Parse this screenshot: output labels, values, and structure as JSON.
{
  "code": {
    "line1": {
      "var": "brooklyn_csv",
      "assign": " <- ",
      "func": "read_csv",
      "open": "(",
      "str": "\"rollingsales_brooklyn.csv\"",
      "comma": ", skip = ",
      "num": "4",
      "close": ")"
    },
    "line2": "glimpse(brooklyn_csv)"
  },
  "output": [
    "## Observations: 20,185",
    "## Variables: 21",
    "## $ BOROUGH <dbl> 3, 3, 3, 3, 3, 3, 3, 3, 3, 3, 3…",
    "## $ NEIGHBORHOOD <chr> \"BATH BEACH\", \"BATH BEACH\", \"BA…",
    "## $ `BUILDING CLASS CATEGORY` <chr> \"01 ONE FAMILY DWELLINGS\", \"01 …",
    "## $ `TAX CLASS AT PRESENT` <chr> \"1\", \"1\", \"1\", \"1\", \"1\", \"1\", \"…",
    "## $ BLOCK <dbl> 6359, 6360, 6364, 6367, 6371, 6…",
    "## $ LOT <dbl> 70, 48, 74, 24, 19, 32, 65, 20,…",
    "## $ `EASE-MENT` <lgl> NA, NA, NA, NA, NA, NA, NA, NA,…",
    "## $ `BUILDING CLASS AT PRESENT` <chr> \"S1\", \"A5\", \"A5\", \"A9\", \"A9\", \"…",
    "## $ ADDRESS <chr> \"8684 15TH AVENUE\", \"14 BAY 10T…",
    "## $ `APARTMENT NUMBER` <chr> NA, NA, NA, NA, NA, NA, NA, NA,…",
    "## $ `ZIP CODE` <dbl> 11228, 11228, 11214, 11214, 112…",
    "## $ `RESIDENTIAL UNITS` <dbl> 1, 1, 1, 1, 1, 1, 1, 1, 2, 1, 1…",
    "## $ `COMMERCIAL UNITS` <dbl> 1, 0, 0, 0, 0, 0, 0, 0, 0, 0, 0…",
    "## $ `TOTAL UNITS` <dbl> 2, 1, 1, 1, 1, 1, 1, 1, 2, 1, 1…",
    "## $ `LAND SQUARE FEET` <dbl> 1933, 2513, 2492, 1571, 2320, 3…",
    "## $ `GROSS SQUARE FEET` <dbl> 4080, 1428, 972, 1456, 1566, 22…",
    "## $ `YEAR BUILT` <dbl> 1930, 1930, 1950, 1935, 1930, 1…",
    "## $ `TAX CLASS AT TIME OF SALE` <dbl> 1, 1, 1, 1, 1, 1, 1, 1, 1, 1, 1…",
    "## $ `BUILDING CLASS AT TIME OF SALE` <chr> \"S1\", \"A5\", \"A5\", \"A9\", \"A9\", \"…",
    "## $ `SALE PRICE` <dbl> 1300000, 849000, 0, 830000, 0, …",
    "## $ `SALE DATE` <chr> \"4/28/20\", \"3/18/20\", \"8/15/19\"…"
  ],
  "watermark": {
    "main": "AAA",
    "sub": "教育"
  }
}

§ YOUR INSTRUCTIONS: Search the entries for the string "SQUARE" and collect each line that has it.

§ RESULT OF THIS EXERCISE:
    "## $ `LAND SQUARE FEET` <dbl> 1933, 2513, 2492, 1571, 2320, 3…",
    "## $ `GROSS SQUARE FEET` <dbl> 4080, 1428, 972, 1456, 1566, 22…",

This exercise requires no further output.